• **EXERCISE PROMPT**
Copy out all lines in the material below that contain the string "store".
=== Begin Enclosure ===
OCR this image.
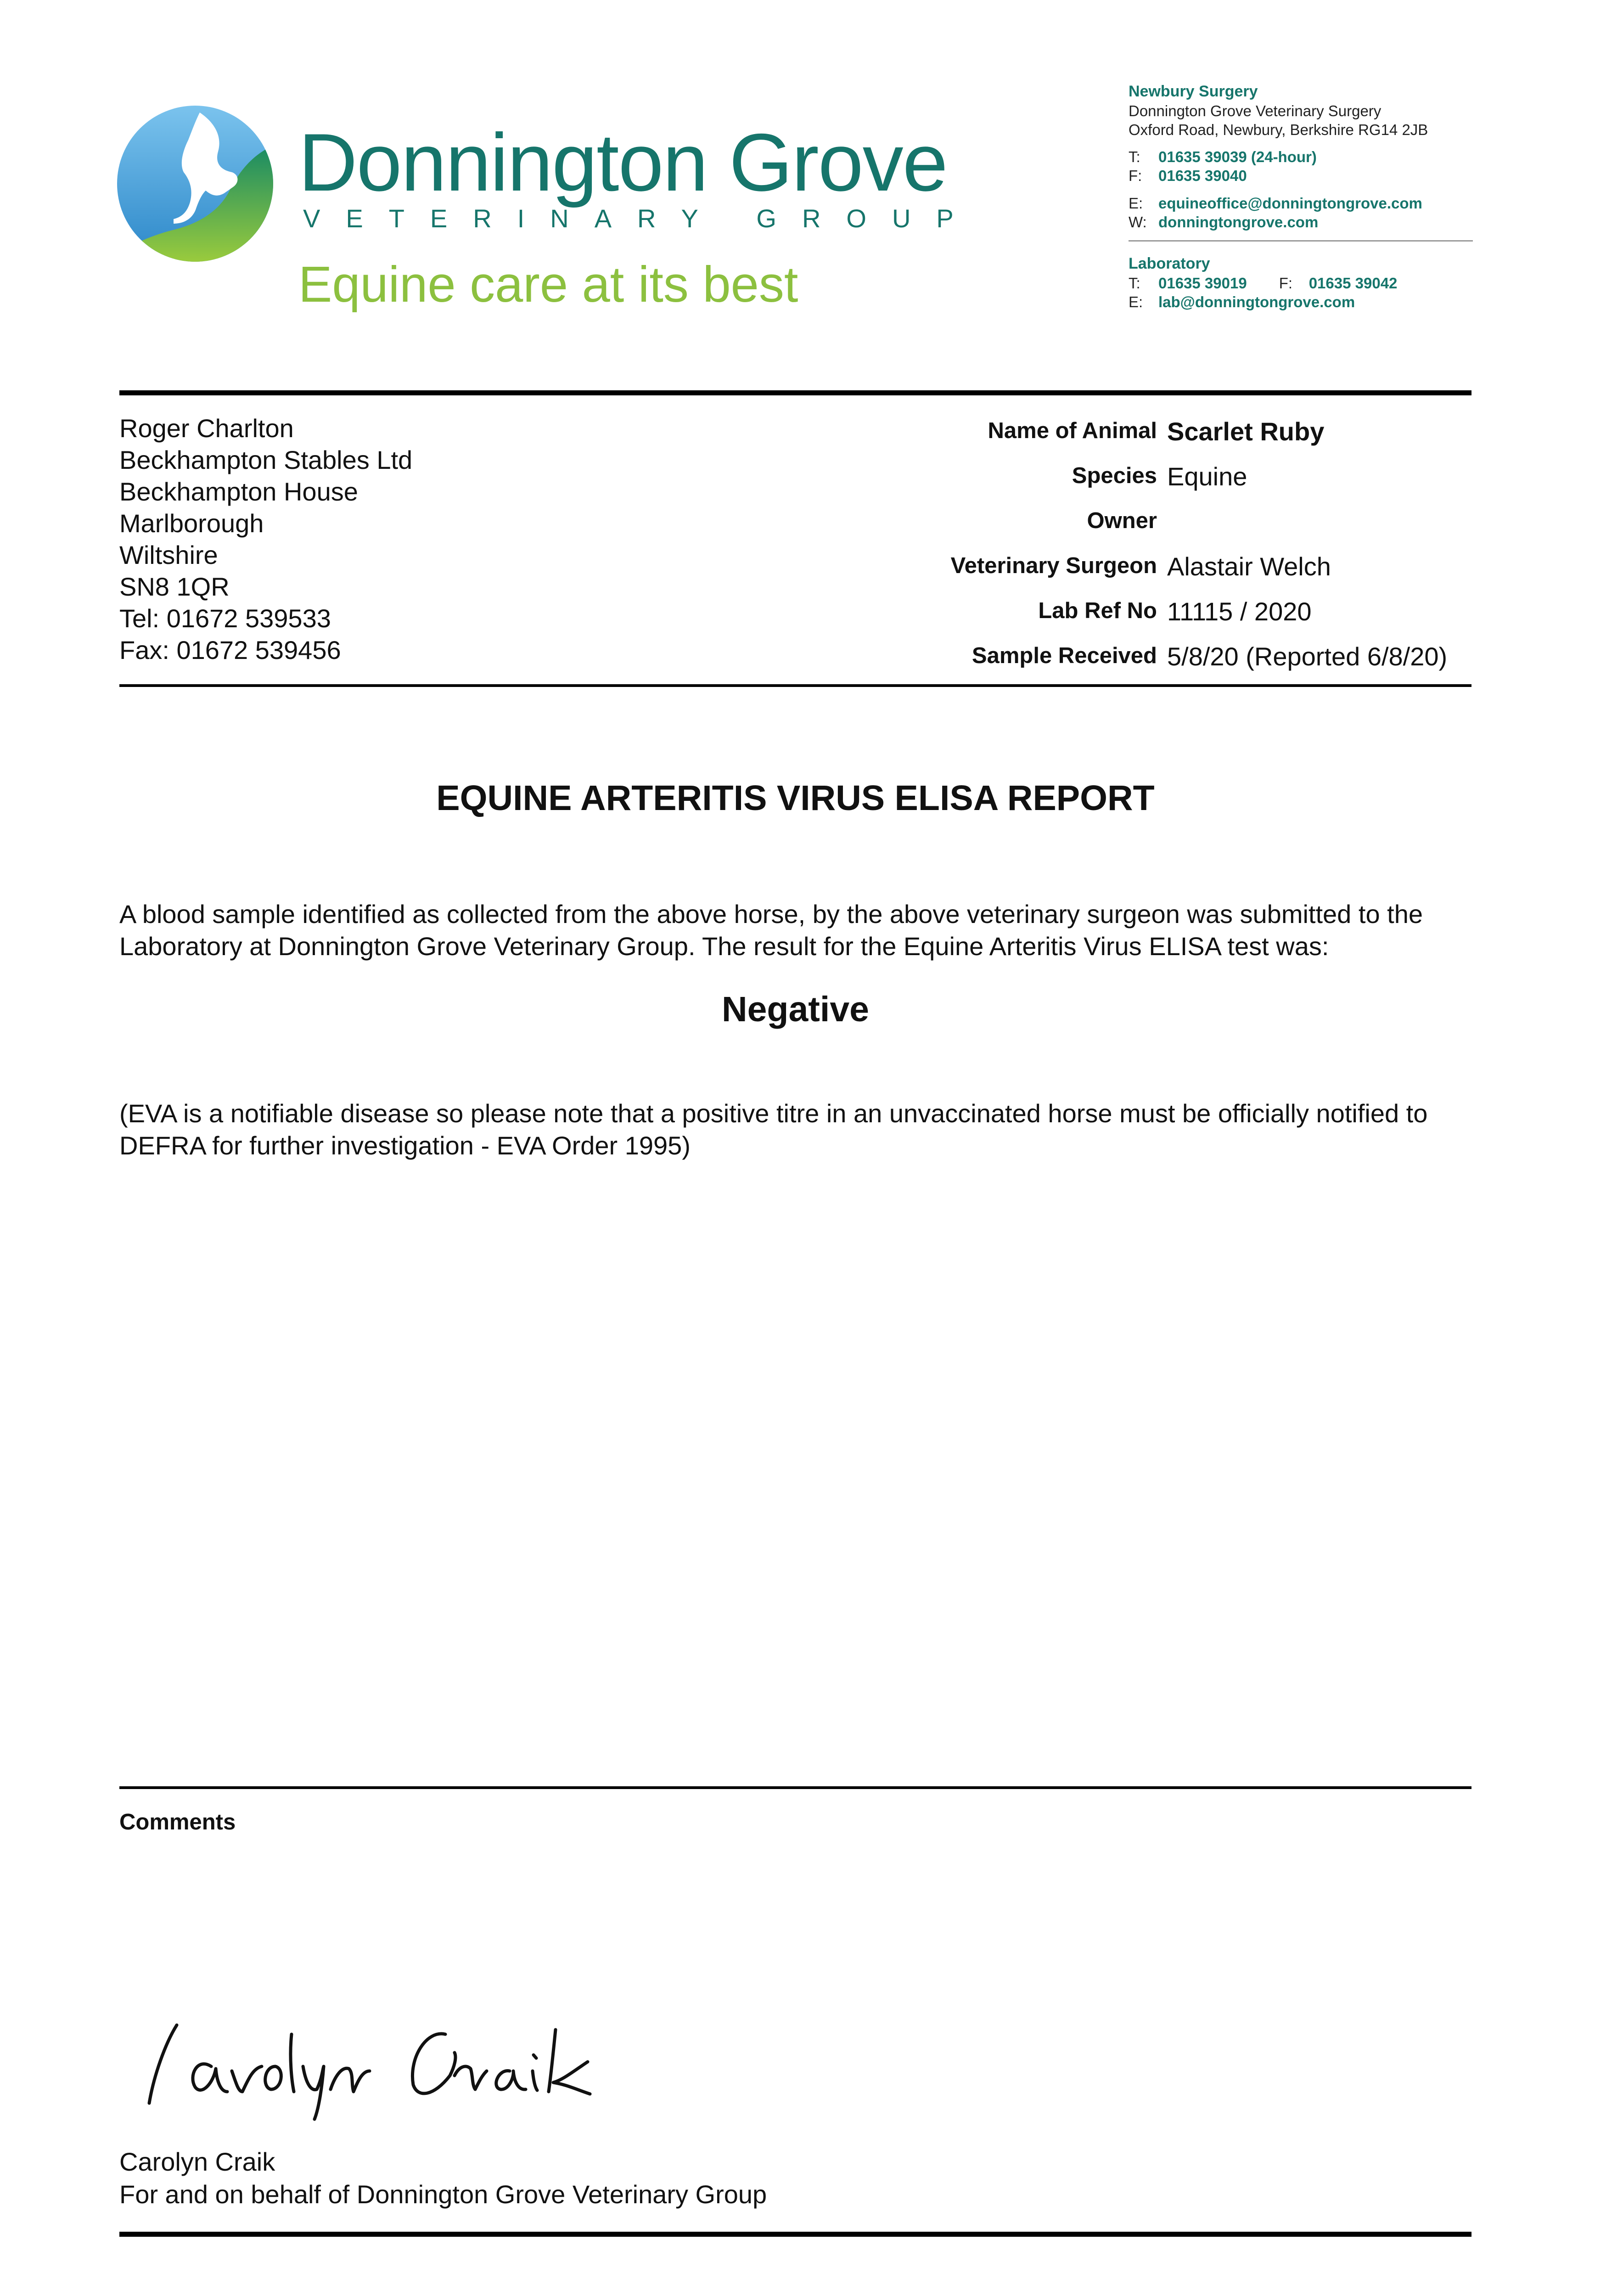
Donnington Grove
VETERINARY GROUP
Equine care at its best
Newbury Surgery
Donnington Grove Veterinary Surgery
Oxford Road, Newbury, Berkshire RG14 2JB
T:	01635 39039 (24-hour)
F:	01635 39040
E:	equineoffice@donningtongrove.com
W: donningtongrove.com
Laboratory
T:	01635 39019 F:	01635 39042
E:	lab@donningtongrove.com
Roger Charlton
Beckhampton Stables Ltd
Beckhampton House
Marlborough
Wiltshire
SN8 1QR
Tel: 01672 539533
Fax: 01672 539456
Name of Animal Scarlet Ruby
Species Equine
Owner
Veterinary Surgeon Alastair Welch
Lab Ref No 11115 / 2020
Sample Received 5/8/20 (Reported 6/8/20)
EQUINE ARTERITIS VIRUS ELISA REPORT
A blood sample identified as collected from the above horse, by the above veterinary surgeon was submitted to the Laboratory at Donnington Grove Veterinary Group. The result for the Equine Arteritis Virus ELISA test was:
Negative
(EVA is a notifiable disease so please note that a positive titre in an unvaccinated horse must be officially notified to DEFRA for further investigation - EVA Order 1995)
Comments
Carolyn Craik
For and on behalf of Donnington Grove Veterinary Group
=== End Enclosure ===
=== Begin Enclosure ===
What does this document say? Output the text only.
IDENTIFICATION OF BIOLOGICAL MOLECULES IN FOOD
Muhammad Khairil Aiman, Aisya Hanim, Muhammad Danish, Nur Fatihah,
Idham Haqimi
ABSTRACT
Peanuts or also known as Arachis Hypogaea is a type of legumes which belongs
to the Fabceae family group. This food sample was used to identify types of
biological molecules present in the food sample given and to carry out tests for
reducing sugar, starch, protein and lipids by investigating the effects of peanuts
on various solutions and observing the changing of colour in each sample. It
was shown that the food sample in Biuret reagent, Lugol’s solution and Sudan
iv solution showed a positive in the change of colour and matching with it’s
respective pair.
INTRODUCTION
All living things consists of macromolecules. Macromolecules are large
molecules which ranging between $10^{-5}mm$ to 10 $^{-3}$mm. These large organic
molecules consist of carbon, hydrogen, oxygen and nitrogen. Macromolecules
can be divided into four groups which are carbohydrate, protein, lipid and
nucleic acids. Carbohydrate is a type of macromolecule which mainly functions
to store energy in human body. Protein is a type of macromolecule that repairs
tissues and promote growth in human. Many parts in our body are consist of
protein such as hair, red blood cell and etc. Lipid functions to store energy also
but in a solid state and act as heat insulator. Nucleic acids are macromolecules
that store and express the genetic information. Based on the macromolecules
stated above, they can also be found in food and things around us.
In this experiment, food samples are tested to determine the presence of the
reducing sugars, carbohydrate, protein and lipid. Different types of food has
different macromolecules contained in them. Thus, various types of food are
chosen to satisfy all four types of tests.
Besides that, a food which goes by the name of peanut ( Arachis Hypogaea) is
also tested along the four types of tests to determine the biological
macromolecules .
=== End Enclosure ===
=== Begin Enclosure ===
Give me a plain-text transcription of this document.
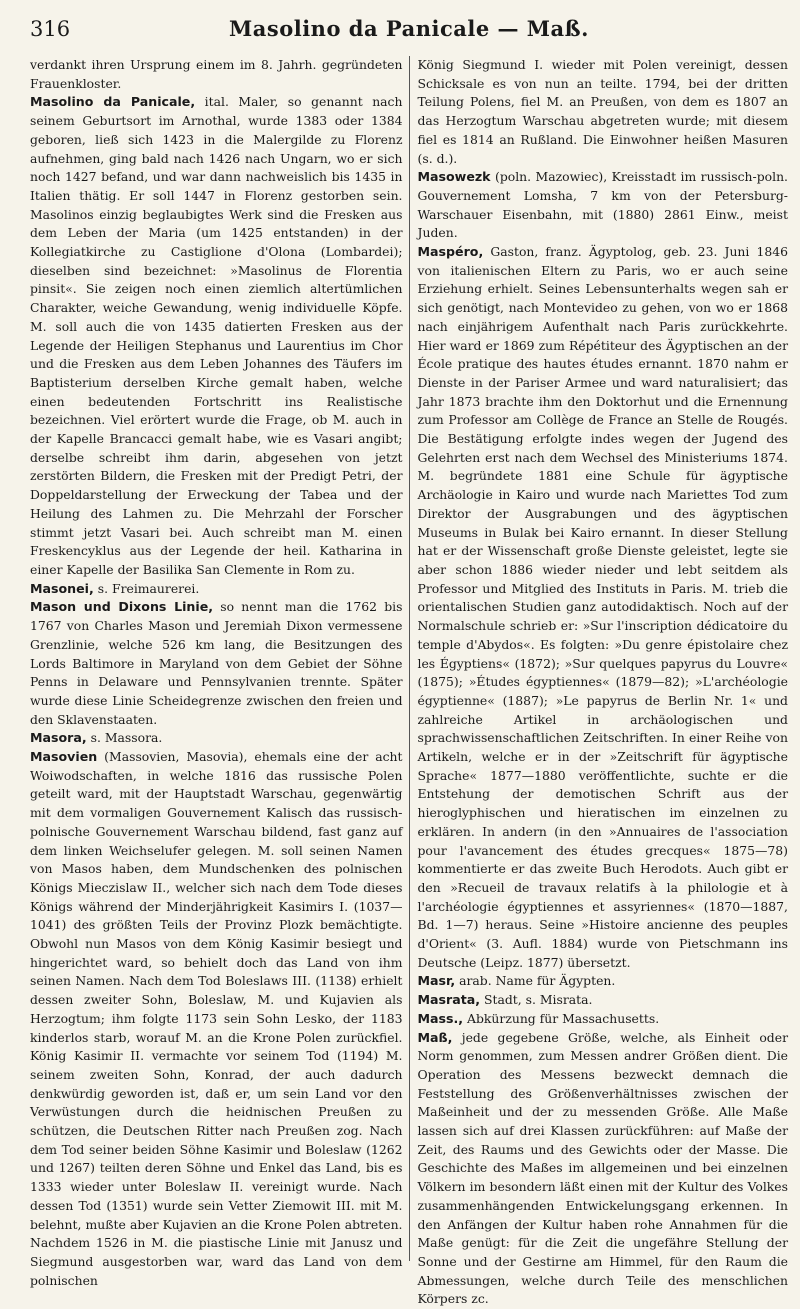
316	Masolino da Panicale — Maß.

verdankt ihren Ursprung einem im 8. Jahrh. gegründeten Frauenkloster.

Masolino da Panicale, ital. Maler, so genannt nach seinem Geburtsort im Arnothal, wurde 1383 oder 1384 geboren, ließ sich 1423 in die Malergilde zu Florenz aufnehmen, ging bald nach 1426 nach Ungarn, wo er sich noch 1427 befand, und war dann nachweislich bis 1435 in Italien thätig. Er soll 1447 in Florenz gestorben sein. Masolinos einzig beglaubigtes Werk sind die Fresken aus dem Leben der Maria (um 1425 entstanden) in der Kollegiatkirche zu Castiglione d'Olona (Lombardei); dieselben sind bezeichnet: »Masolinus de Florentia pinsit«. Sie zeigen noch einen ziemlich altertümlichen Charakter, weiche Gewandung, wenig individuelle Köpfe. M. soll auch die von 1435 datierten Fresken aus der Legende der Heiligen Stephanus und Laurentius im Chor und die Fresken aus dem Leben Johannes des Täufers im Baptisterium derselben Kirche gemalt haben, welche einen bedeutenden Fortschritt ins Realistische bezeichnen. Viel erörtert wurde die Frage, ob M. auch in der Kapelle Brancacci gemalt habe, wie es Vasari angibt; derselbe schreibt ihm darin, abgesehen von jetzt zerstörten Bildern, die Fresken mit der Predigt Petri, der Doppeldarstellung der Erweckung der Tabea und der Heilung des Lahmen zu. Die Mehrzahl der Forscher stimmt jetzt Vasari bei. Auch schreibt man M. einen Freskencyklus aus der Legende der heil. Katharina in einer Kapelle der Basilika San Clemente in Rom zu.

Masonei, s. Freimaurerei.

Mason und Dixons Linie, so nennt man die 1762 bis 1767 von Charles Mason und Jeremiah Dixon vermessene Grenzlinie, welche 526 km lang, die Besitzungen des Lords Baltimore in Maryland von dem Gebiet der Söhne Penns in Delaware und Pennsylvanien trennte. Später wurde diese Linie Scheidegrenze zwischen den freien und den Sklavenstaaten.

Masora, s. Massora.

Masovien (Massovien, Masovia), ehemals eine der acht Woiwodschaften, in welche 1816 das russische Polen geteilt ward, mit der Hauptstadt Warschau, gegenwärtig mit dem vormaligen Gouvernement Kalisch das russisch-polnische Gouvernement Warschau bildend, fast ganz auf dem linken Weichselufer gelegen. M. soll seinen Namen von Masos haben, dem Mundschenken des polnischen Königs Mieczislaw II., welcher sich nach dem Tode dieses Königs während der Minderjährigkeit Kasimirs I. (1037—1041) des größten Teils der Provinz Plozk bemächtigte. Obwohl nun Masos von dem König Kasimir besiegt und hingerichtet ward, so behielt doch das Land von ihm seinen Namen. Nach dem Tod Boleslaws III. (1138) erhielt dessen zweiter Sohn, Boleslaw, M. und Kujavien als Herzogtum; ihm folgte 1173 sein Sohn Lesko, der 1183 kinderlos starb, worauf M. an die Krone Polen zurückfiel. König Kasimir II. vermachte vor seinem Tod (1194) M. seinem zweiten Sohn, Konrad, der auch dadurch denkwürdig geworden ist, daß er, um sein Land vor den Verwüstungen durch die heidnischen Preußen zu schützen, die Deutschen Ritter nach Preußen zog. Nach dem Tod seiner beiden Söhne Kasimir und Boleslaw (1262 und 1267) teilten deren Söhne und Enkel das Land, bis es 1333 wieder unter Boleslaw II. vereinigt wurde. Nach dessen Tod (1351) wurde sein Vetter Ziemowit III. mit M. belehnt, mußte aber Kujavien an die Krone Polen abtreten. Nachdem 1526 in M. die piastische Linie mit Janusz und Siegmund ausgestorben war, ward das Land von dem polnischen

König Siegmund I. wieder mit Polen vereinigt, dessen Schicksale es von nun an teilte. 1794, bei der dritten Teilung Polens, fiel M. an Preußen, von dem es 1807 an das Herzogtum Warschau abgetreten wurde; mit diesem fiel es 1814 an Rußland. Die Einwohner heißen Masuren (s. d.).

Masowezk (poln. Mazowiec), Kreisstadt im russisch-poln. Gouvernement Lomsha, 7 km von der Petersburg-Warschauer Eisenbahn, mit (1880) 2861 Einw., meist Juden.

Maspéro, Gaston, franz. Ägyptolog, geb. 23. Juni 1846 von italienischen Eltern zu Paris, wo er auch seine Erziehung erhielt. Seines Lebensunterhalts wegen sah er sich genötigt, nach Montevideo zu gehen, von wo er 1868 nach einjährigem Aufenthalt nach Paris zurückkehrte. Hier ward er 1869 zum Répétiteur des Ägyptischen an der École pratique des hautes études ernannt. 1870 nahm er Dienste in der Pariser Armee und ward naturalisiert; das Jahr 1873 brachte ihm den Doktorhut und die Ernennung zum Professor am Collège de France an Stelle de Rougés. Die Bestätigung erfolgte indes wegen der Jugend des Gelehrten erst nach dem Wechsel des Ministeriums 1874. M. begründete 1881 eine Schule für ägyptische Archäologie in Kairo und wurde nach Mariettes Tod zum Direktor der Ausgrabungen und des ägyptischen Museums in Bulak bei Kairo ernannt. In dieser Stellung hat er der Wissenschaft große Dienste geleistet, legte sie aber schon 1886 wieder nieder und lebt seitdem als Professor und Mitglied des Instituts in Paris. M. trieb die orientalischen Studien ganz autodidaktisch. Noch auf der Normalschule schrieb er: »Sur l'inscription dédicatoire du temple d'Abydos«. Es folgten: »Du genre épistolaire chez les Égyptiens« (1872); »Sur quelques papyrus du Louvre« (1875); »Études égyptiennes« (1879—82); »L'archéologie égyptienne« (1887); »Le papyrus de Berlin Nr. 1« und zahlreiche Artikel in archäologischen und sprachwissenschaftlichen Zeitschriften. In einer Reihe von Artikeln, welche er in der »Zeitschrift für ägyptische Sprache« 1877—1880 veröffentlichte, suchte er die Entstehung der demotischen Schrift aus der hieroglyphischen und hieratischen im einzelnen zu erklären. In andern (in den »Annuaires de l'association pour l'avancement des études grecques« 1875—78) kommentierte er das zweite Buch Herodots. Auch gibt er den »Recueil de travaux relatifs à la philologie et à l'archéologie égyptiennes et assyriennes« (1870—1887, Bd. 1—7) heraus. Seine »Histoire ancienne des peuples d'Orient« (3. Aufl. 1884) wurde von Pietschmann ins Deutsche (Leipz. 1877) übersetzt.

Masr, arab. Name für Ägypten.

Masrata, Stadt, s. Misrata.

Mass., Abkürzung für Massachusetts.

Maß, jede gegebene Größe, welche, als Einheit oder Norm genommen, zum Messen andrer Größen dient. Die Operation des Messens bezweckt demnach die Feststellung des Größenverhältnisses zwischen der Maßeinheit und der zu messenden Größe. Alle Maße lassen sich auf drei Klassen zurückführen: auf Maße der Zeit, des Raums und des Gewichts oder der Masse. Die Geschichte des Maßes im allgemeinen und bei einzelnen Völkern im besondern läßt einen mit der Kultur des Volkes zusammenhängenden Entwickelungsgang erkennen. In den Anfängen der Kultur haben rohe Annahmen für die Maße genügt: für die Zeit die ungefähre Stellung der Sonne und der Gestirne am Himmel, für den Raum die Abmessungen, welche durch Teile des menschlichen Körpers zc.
=== End Enclosure ===
• **OUTPUT OF THE EXERCISE**
to store energy in human body. Protein is a type of macromolecule that repairs
protein such as hair, red blood cell and etc. Lipid functions to store energy also
that store and express the genetic information. Based on the macromolecules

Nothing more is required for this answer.